> _PROBLEM_: Write out each line in which the string "kanssa" is present.

::::::::

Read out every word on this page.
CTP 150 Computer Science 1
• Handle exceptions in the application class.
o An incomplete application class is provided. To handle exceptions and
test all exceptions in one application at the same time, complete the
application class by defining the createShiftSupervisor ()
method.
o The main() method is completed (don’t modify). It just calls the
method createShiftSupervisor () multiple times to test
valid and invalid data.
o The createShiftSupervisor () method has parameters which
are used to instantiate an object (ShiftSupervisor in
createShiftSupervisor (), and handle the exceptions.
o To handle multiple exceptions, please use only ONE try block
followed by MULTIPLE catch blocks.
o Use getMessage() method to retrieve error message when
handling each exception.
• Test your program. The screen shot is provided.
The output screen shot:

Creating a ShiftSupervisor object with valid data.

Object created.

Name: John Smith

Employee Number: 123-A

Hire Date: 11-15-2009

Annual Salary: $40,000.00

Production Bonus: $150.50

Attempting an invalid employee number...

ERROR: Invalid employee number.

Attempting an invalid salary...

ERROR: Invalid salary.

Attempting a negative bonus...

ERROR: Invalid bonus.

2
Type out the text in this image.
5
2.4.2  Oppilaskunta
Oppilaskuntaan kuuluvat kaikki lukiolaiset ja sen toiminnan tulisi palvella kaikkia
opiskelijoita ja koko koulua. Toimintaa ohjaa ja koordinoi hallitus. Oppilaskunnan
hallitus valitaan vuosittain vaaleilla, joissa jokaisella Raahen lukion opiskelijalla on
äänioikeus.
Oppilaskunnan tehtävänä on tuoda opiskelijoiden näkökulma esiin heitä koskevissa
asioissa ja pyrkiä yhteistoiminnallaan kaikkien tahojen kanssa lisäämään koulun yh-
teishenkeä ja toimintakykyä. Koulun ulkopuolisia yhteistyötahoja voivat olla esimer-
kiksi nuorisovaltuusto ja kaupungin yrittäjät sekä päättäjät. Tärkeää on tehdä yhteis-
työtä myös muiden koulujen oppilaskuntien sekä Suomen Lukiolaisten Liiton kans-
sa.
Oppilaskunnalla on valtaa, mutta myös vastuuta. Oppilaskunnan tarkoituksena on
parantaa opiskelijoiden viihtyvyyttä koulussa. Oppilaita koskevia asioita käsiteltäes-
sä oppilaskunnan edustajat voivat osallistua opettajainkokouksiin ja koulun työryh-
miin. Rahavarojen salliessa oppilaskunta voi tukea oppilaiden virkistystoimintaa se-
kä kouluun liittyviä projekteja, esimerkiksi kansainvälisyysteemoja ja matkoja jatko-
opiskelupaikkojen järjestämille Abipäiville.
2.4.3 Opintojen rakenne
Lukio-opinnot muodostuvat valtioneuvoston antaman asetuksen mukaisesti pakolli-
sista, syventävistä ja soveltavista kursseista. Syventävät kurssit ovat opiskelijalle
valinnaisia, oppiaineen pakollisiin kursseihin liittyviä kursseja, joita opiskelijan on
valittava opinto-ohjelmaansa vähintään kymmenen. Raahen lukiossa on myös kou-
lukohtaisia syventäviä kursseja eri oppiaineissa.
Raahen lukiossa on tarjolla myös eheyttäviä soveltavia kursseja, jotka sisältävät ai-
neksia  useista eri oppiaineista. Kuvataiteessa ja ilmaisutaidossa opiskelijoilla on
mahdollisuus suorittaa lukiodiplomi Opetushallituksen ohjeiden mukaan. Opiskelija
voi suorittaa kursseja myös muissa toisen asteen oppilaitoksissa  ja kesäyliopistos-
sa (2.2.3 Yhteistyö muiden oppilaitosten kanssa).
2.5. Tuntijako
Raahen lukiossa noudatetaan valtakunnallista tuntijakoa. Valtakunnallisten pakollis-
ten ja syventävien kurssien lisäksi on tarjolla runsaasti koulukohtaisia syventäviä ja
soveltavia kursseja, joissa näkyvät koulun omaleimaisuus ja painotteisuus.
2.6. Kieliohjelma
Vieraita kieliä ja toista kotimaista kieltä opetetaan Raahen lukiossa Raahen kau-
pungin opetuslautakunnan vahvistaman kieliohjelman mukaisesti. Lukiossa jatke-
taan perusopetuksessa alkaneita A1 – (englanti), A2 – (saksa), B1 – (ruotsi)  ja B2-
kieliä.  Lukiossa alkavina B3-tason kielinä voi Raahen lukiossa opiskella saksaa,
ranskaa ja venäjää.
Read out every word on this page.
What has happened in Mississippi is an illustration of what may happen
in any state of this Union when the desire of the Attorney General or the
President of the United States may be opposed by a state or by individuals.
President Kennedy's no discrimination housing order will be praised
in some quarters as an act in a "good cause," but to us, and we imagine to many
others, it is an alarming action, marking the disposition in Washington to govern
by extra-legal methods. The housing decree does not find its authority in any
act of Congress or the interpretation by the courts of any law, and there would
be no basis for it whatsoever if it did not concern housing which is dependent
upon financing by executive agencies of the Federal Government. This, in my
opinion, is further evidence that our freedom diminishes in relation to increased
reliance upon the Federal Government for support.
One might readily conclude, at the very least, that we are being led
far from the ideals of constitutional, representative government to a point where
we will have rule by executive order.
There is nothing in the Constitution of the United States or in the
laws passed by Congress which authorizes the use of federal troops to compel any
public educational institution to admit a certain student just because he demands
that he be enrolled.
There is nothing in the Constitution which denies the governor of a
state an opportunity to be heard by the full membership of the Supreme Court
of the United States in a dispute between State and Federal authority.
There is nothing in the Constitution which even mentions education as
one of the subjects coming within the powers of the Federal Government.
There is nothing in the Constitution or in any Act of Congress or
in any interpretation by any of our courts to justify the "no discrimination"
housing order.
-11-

::::::::

> _REPLY TO THE EXERCISE_:
asioissa ja pyrkiä yhteistoiminnallaan kaikkien tahojen kanssa lisäämään koulun yh-
sa (2.2.3 Yhteistyö muiden oppilaitosten kanssa).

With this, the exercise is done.